** Start Exercise input **

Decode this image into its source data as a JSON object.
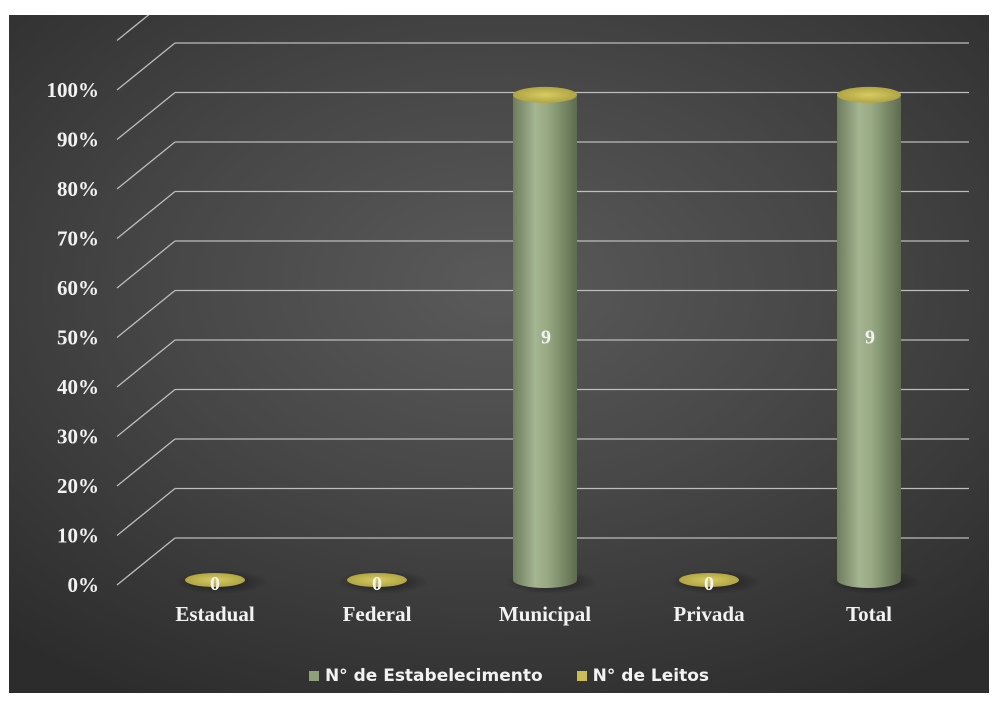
{
  "chart_data": {
    "type": "bar",
    "style": "3d-cylinder",
    "categories": [
      "Estadual",
      "Federal",
      "Municipal",
      "Privada",
      "Total"
    ],
    "y_ticks": [
      "0%",
      "10%",
      "20%",
      "30%",
      "40%",
      "50%",
      "60%",
      "70%",
      "80%",
      "90%",
      "100%"
    ],
    "ylim": [
      0,
      100
    ],
    "y_unit": "percent",
    "grid": true,
    "legend_position": "bottom",
    "series": [
      {
        "name": "N° de Estabelecimento",
        "color": "#8ea07a",
        "values_percent": [
          0,
          0,
          100,
          0,
          100
        ],
        "labels": [
          "0",
          "0",
          "9",
          "0",
          "9"
        ]
      },
      {
        "name": "N° de Leitos",
        "color": "#c9be55",
        "values_percent": [
          0,
          0,
          0,
          0,
          0
        ],
        "labels": []
      }
    ]
  }
}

** End Exercise input **

> [Problem]
Check every line of the data, and copy the ones that contain "name".

> [Response below]
        "name": "N° de Estabelecimento",
        "name": "N° de Leitos",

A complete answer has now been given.